(Your task): Reproduce the records below in full and exactly, without their images.

(Provided records):
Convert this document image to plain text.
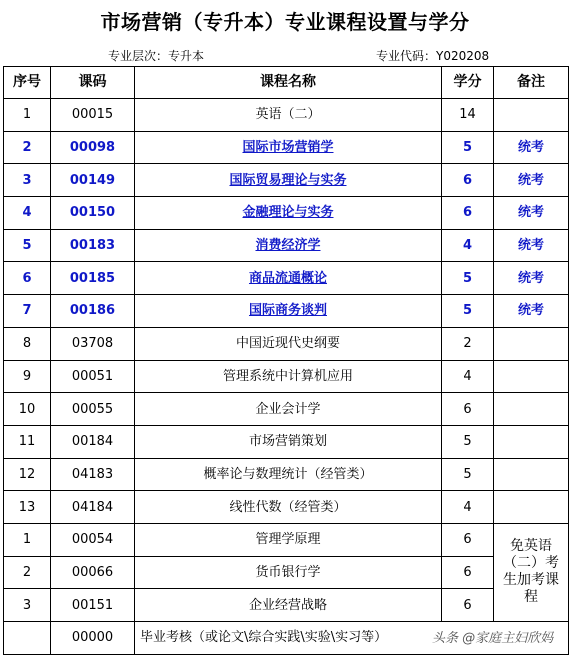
市场营销（专升本）专业课程设置与学分
专业层次：专升本	专业代码：Y020208
序号	课码	课程名称	学分	备注
1	00015	英语（二）	14	
2	00098	国际市场营销学	5	统考
3	00149	国际贸易理论与实务	6	统考
4	00150	金融理论与实务	6	统考
5	00183	消费经济学	4	统考
6	00185	商品流通概论	5	统考
7	00186	国际商务谈判	5	统考
8	03708	中国近现代史纲要	2	
9	00051	管理系统中计算机应用	4	
10	00055	企业会计学	6	
11	00184	市场营销策划	5	
12	04183	概率论与数理统计（经管类）	5	
13	04184	线性代数（经管类）	4	
1	00054	管理学原理	6	免英语（二）考生加考课程
2	00066	货币银行学	6	
3	00151	企业经营战略	6	
	00000	毕业考核（或论文\综合实践\实验\实习等）			头条 @家庭主妇欣妈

(Completed task):
Convert this document image to plain text.
市场营销（专升本）专业课程设置与学分
专业层次：专升本	专业代码：Y020208
序号	课码	课程名称	学分	备注
1	00015	英语（二）	14	
2	00098	国际市场营销学	5	统考
3	00149	国际贸易理论与实务	6	统考
4	00150	金融理论与实务	6	统考
5	00183	消费经济学	4	统考
6	00185	商品流通概论	5	统考
7	00186	国际商务谈判	5	统考
8	03708	中国近现代史纲要	2	
9	00051	管理系统中计算机应用	4	
10	00055	企业会计学	6	
11	00184	市场营销策划	5	
12	04183	概率论与数理统计（经管类）	5	
13	04184	线性代数（经管类）	4	
1	00054	管理学原理	6	免英语（二）考生加考课程
2	00066	货币银行学	6	
3	00151	企业经营战略	6	
	00000	毕业考核（或论文\综合实践\实验\实习等）			头条 @家庭主妇欣妈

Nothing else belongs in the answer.